> DIRECTIONS FOR THIS TASK
Return every line below as is, leaving out the pictures.

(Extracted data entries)
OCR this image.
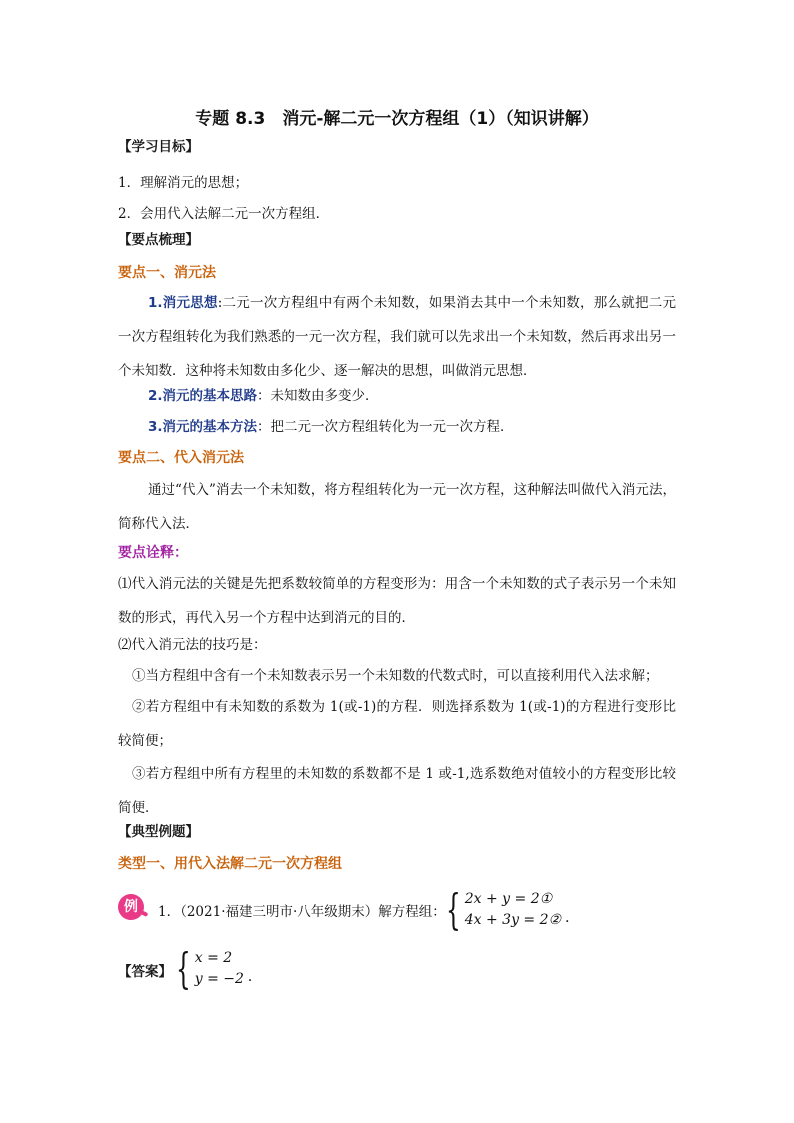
专题 8.3　消元-解二元一次方程组（1）（知识讲解）
【学习目标】
1．理解消元的思想；
2．会用代入法解二元一次方程组．
【要点梳理】
要点一、消元法
1.消元思想:二元一次方程组中有两个未知数，如果消去其中一个未知数，那么就把二元一次方程组转化为我们熟悉的一元一次方程，我们就可以先求出一个未知数，然后再求出另一个未知数．这种将未知数由多化少、逐一解决的思想，叫做消元思想．
2.消元的基本思路：未知数由多变少．
3.消元的基本方法：把二元一次方程组转化为一元一次方程．
要点二、代入消元法
通过“代入”消去一个未知数，将方程组转化为一元一次方程，这种解法叫做代入消元法，简称代入法．
要点诠释：
⑴代入消元法的关键是先把系数较简单的方程变形为：用含一个未知数的式子表示另一个未知数的形式，再代入另一个方程中达到消元的目的．
⑵代入消元法的技巧是：
①当方程组中含有一个未知数表示另一个未知数的代数式时，可以直接利用代入法求解；
②若方程组中有未知数的系数为 1(或-1)的方程．则选择系数为 1(或-1)的方程进行变形比较简便；
③若方程组中所有方程里的未知数的系数都不是 1 或-1,选系数绝对值较小的方程变形比较简便．
【典型例题】
类型一、用代入法解二元一次方程组
例	1．（2021·福建三明市·八年级期末）解方程组： { 2x + y = 2①
4x + 3y = 2② ．
【答案】 { x = 2
y = −2 ．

> SOLVED EXERCISE
OCR this image.
专题 8.3　消元-解二元一次方程组（1）（知识讲解）
【学习目标】
1．理解消元的思想；
2．会用代入法解二元一次方程组．
【要点梳理】
要点一、消元法
1.消元思想:二元一次方程组中有两个未知数，如果消去其中一个未知数，那么就把二元一次方程组转化为我们熟悉的一元一次方程，我们就可以先求出一个未知数，然后再求出另一个未知数．这种将未知数由多化少、逐一解决的思想，叫做消元思想．
2.消元的基本思路：未知数由多变少．
3.消元的基本方法：把二元一次方程组转化为一元一次方程．
要点二、代入消元法
通过“代入”消去一个未知数，将方程组转化为一元一次方程，这种解法叫做代入消元法，简称代入法．
要点诠释：
⑴代入消元法的关键是先把系数较简单的方程变形为：用含一个未知数的式子表示另一个未知数的形式，再代入另一个方程中达到消元的目的．
⑵代入消元法的技巧是：
①当方程组中含有一个未知数表示另一个未知数的代数式时，可以直接利用代入法求解；
②若方程组中有未知数的系数为 1(或-1)的方程．则选择系数为 1(或-1)的方程进行变形比较简便；
③若方程组中所有方程里的未知数的系数都不是 1 或-1,选系数绝对值较小的方程变形比较简便．
【典型例题】
类型一、用代入法解二元一次方程组
例	1．（2021·福建三明市·八年级期末）解方程组： { 2x + y = 2①
4x + 3y = 2② ．
【答案】 { x = 2
y = −2 ．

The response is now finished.